== Material

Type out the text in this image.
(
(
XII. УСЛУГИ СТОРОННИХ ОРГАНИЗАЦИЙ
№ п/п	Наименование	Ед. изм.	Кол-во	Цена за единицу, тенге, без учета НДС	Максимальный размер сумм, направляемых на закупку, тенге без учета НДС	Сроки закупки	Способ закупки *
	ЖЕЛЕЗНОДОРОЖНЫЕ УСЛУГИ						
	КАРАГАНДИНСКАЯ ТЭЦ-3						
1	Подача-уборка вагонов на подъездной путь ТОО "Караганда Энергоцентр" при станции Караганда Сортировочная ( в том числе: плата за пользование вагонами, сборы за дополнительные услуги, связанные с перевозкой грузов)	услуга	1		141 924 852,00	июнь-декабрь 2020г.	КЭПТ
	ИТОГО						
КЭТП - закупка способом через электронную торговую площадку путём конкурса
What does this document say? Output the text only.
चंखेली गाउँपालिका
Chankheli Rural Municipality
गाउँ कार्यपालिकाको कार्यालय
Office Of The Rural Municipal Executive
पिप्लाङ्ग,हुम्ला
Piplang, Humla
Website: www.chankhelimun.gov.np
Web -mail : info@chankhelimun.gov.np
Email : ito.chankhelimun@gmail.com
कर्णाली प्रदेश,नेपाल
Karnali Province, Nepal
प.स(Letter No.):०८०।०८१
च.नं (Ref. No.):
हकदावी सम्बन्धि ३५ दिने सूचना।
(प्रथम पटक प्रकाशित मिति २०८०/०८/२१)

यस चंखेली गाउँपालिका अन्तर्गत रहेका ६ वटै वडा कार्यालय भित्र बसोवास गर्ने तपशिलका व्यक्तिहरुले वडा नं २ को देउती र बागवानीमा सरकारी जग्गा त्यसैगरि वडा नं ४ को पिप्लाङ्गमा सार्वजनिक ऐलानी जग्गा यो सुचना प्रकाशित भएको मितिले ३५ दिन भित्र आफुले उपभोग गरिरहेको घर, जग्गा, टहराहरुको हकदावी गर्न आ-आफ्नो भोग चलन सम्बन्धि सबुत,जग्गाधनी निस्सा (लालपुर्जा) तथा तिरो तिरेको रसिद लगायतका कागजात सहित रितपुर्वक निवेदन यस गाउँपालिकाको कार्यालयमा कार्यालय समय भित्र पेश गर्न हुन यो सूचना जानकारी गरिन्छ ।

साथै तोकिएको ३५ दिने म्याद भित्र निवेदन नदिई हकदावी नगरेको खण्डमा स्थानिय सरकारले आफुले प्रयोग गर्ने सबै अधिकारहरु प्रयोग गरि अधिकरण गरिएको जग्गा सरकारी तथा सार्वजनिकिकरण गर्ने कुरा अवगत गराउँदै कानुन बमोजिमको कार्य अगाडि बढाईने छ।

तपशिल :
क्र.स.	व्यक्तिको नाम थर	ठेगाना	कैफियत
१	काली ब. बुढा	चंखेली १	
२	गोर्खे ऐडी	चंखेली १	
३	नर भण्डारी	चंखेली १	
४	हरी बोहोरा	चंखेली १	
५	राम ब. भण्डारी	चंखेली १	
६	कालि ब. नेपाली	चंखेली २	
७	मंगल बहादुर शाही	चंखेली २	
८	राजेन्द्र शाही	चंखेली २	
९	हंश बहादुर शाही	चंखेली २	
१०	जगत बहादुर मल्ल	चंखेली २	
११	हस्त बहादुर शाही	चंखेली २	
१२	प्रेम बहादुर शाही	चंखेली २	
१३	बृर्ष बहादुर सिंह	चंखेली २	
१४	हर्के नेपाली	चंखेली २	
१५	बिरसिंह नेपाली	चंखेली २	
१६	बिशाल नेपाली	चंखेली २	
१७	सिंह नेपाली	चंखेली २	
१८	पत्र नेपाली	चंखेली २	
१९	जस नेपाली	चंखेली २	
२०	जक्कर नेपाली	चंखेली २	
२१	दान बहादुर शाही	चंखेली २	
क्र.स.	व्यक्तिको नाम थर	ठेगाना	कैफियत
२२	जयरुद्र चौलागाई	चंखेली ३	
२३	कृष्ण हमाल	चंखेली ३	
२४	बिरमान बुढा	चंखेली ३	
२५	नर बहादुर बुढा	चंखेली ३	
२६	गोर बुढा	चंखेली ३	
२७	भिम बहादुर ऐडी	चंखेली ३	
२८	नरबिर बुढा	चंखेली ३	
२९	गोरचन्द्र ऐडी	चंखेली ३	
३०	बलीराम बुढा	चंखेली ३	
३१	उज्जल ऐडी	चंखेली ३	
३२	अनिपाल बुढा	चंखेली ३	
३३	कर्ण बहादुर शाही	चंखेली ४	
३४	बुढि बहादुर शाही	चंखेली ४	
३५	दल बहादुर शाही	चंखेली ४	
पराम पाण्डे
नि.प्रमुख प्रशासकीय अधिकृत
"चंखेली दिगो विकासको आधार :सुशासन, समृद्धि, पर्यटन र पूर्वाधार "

====

* What is being asked *
Locate the word "Rural" in the entries, and copy every line where it is found.

* Correct answer *
Chankheli Rural Municipality
Office Of The Rural Municipal Executive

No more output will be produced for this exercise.